Data items:

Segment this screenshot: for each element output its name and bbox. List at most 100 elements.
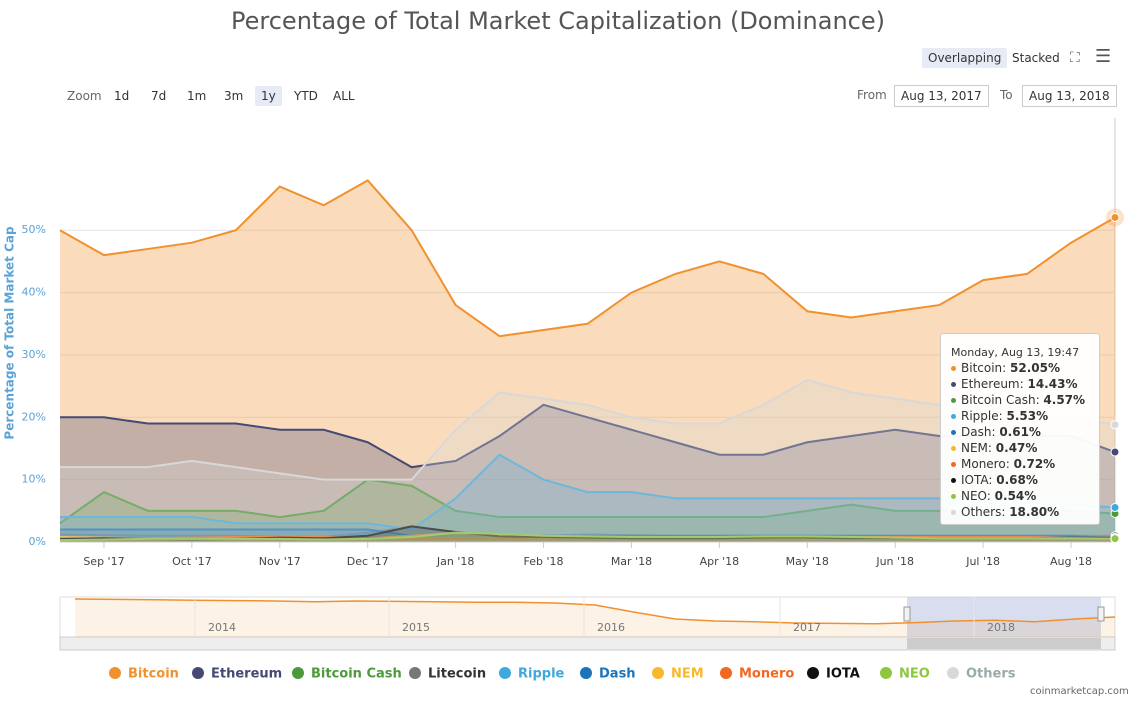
from-label: From (857, 88, 887, 102)
zoom-button[interactable]: 7d (151, 89, 167, 103)
mode-button[interactable]: Overlapping (922, 48, 1008, 68)
mode-button[interactable]: Stacked (1012, 51, 1060, 65)
x-tick-label: May '18 (786, 555, 829, 568)
legend-marker (192, 667, 204, 679)
tooltip-series: Others (961, 505, 1009, 519)
legend-label: Monero (739, 667, 794, 682)
legend-marker (947, 667, 959, 679)
series-area (60, 454, 1115, 542)
x-tick-label: Oct '17 (172, 555, 212, 568)
tooltip-title: Monday, Aug 13, 19:47 (951, 346, 1080, 359)
scrollbar[interactable] (59, 636, 1116, 651)
zoom-button[interactable]: 1y (255, 86, 282, 106)
navigator-year: 2014 (208, 621, 236, 634)
tooltip-value: 52.05% (1010, 361, 1060, 375)
navigator-area (75, 599, 1115, 637)
tooltip: Monday, Aug 13, 19:47 Bitcoin52.05% Ether… (940, 333, 1100, 525)
tooltip-row: NEM0.47% (951, 441, 1037, 455)
x-tick-label: Dec '17 (347, 555, 389, 568)
series-line (60, 403, 1116, 469)
tooltip-marker (951, 398, 956, 403)
hover-marker (1110, 420, 1120, 430)
series-area (60, 404, 1115, 542)
to-label: To (1000, 88, 1013, 102)
series-line (59, 531, 1116, 542)
tooltip-value: 5.53% (1006, 409, 1049, 423)
tooltip-marker (951, 430, 956, 435)
tooltip-series: Dash (961, 425, 999, 439)
series-area (60, 479, 1115, 542)
navigator-handle (903, 606, 911, 622)
tooltip-row: Dash0.61% (951, 425, 1041, 439)
legend-marker (580, 667, 592, 679)
tooltip-value: 0.61% (999, 425, 1041, 439)
x-tick-label: Feb '18 (524, 555, 564, 568)
tooltip-marker (951, 462, 956, 467)
tooltip-series: Bitcoin Cash (961, 393, 1043, 407)
legend-marker (720, 667, 732, 679)
legend-marker (807, 667, 819, 679)
legend-label: NEO (899, 667, 930, 682)
legend-label: Ripple (518, 667, 565, 682)
navigator-line (74, 598, 1116, 625)
tooltip-value: 0.54% (994, 489, 1037, 503)
tooltip-value: 14.43% (1027, 377, 1078, 391)
credit: coinmarketcap.com (1030, 686, 1129, 697)
navigator-year: 2017 (793, 621, 821, 634)
series-line (59, 179, 1116, 338)
x-tick-label: Jan '18 (436, 555, 474, 568)
legend-marker (409, 667, 421, 679)
legend-marker (880, 667, 892, 679)
x-tick-label: Apr '18 (700, 555, 740, 568)
tooltip-marker (951, 478, 956, 483)
tooltip-marker (951, 414, 956, 419)
zoom-button[interactable]: 3m (224, 89, 244, 103)
series-line (60, 378, 1116, 481)
tooltip-marker (951, 494, 956, 499)
legend-marker (499, 667, 511, 679)
scrollbar-thumb[interactable] (907, 638, 1101, 649)
tooltip-series: Ripple (961, 409, 1006, 423)
tooltip-series: IOTA (961, 473, 996, 487)
menu-icon[interactable]: ☰ (1095, 46, 1112, 67)
tooltip-row: Bitcoin52.05% (951, 361, 1060, 375)
zoom-button[interactable]: 1d (114, 89, 130, 103)
hover-marker (1110, 212, 1120, 222)
y-tick-label: 20% (22, 410, 46, 423)
zoom-button[interactable]: 1m (187, 89, 207, 103)
series-area (60, 526, 1115, 542)
legend-label: Litecoin (428, 667, 486, 682)
tooltip-row: Ripple5.53% (951, 409, 1048, 423)
tooltip-series: Ethereum (961, 377, 1027, 391)
legend-marker (292, 667, 304, 679)
x-tick-label: Jul '18 (965, 555, 1000, 568)
fullscreen-icon[interactable]: ⛶ (1070, 50, 1080, 66)
tooltip-row: NEO0.54% (951, 489, 1036, 503)
legend-label: Others (966, 667, 1016, 682)
tooltip-row: IOTA0.68% (951, 473, 1038, 487)
series-line (60, 453, 1116, 531)
tooltip-value: 0.72% (1013, 457, 1056, 471)
legend-label: Bitcoin (128, 667, 179, 682)
tooltip-marker (951, 366, 956, 371)
y-tick-label: 40% (22, 286, 46, 299)
series-area (60, 379, 1115, 542)
tooltip-series: Bitcoin (961, 361, 1010, 375)
x-tick-label: Mar '18 (611, 555, 652, 568)
navigator-selection[interactable] (907, 597, 1101, 637)
legend-label: Dash (599, 667, 636, 682)
series-area (60, 180, 1115, 542)
zoom-button[interactable]: YTD (294, 89, 318, 103)
zoom-button[interactable]: ALL (333, 89, 355, 103)
x-tick-label: Jun '18 (875, 555, 914, 568)
from-input[interactable]: Aug 13, 2017 (894, 85, 989, 107)
tooltip-series: NEO (961, 489, 995, 503)
tooltip-series: NEM (961, 441, 996, 455)
zoom-label: Zoom (67, 89, 102, 103)
y-tick-label: 50% (22, 223, 46, 236)
to-input[interactable]: Aug 13, 2018 (1022, 85, 1117, 107)
y-tick-label: 0% (29, 535, 46, 548)
tooltip-row: Bitcoin Cash4.57% (951, 393, 1085, 407)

→ WHAT YOU WILL DO
Lay out every line of the records above as a numbered list, skipping blank lines and leaving the pictures out.

→ EXERCISE OUTPUT
1. Segment this screenshot: for each element output its name and bbox. List at most 100 elements.
2. from-label: From (857, 88, 887, 102)
3. zoom-button[interactable]: 7d (151, 89, 167, 103)
4. mode-button[interactable]: Overlapping (922, 48, 1008, 68)
5. mode-button[interactable]: Stacked (1012, 51, 1060, 65)
6. x-tick-label: May '18 (786, 555, 829, 568)
7. legend-marker (192, 667, 204, 679)
8. tooltip-series: Others (961, 505, 1009, 519)
9. legend-label: Monero (739, 667, 794, 682)
10. legend-marker (947, 667, 959, 679)
11. series-area (60, 454, 1115, 542)
12. x-tick-label: Oct '17 (172, 555, 212, 568)
13. tooltip-title: Monday, Aug 13, 19:47 (951, 346, 1080, 359)
14. scrollbar[interactable] (59, 636, 1116, 651)
15. zoom-button[interactable]: 1y (255, 86, 282, 106)
16. navigator-year: 2014 (208, 621, 236, 634)
17. tooltip-value: 52.05% (1010, 361, 1060, 375)
18. navigator-area (75, 599, 1115, 637)
19. tooltip: Monday, Aug 13, 19:47 Bitcoin52.05% Ether… (940, 333, 1100, 525)
20. tooltip-row: NEM0.47% (951, 441, 1037, 455)
21. x-tick-label: Dec '17 (347, 555, 389, 568)
22. series-line (60, 403, 1116, 469)
23. tooltip-marker (951, 398, 956, 403)
24. hover-marker (1110, 420, 1120, 430)
25. series-area (60, 404, 1115, 542)
26. to-label: To (1000, 88, 1013, 102)
27. series-line (59, 531, 1116, 542)
28. tooltip-value: 5.53% (1006, 409, 1049, 423)
29. tooltip-marker (951, 430, 956, 435)
30. tooltip-series: Dash (961, 425, 999, 439)
31. series-area (60, 479, 1115, 542)
32. navigator-handle (903, 606, 911, 622)
33. tooltip-row: Dash0.61% (951, 425, 1041, 439)
34. legend-marker (580, 667, 592, 679)
35. tooltip-value: 0.61% (999, 425, 1041, 439)
36. x-tick-label: Feb '18 (524, 555, 564, 568)
37. tooltip-marker (951, 462, 956, 467)
38. tooltip-series: Bitcoin Cash (961, 393, 1043, 407)
39. legend-marker (720, 667, 732, 679)
40. legend-marker (807, 667, 819, 679)
41. legend-label: NEO (899, 667, 930, 682)
42. legend-label: Ripple (518, 667, 565, 682)
43. navigator-line (74, 598, 1116, 625)
44. tooltip-value: 0.54% (994, 489, 1037, 503)
45. tooltip-value: 14.43% (1027, 377, 1078, 391)
46. credit: coinmarketcap.com (1030, 686, 1129, 697)
47. navigator-year: 2017 (793, 621, 821, 634)
48. series-line (59, 179, 1116, 338)
49. x-tick-label: Jan '18 (436, 555, 474, 568)
50. legend-marker (409, 667, 421, 679)
51. legend-marker (880, 667, 892, 679)
52. x-tick-label: Apr '18 (700, 555, 740, 568)
53. tooltip-marker (951, 478, 956, 483)
54. tooltip-marker (951, 414, 956, 419)
55. zoom-button[interactable]: 3m (224, 89, 244, 103)
56. series-line (60, 378, 1116, 481)
57. tooltip-marker (951, 494, 956, 499)
58. legend-marker (499, 667, 511, 679)
59. scrollbar-thumb[interactable] (907, 638, 1101, 649)
60. tooltip-series: Ripple (961, 409, 1006, 423)
61. tooltip-series: IOTA (961, 473, 996, 487)
62. menu-icon[interactable]: ☰ (1095, 46, 1112, 67)
63. tooltip-row: Bitcoin52.05% (951, 361, 1060, 375)
64. zoom-button[interactable]: 1d (114, 89, 130, 103)
65. hover-marker (1110, 212, 1120, 222)
66. y-tick-label: 20% (22, 410, 46, 423)
67. zoom-button[interactable]: 1m (187, 89, 207, 103)
68. series-area (60, 526, 1115, 542)
69. legend-label: Litecoin (428, 667, 486, 682)
70. tooltip-row: Ripple5.53% (951, 409, 1048, 423)
71. tooltip-series: Ethereum (961, 377, 1027, 391)
72. legend-marker (292, 667, 304, 679)
73. x-tick-label: Jul '18 (965, 555, 1000, 568)
74. fullscreen-icon[interactable]: ⛶ (1070, 50, 1080, 66)
75. tooltip-row: NEO0.54% (951, 489, 1036, 503)
76. legend-label: Others (966, 667, 1016, 682)
77. tooltip-row: IOTA0.68% (951, 473, 1038, 487)
78. series-line (60, 453, 1116, 531)
79. tooltip-value: 0.72% (1013, 457, 1056, 471)
80. legend-label: Bitcoin (128, 667, 179, 682)
81. tooltip-marker (951, 366, 956, 371)
82. y-tick-label: 40% (22, 286, 46, 299)
83. series-area (60, 379, 1115, 542)
84. tooltip-series: Bitcoin (961, 361, 1010, 375)
85. x-tick-label: Mar '18 (611, 555, 652, 568)
86. navigator-selection[interactable] (907, 597, 1101, 637)
87. legend-label: Dash (599, 667, 636, 682)
88. series-area (60, 180, 1115, 542)
89. zoom-button[interactable]: YTD (294, 89, 318, 103)
90. zoom-button[interactable]: ALL (333, 89, 355, 103)
91. x-tick-label: Jun '18 (875, 555, 914, 568)
92. from-input[interactable]: Aug 13, 2017 (894, 85, 989, 107)
93. tooltip-series: NEO (961, 489, 995, 503)
94. tooltip-series: NEM (961, 441, 996, 455)
95. zoom-label: Zoom (67, 89, 102, 103)
96. y-tick-label: 50% (22, 223, 46, 236)
97. to-input[interactable]: Aug 13, 2018 (1022, 85, 1117, 107)
98. y-tick-label: 0% (29, 535, 46, 548)
99. tooltip-row: Bitcoin Cash4.57% (951, 393, 1085, 407)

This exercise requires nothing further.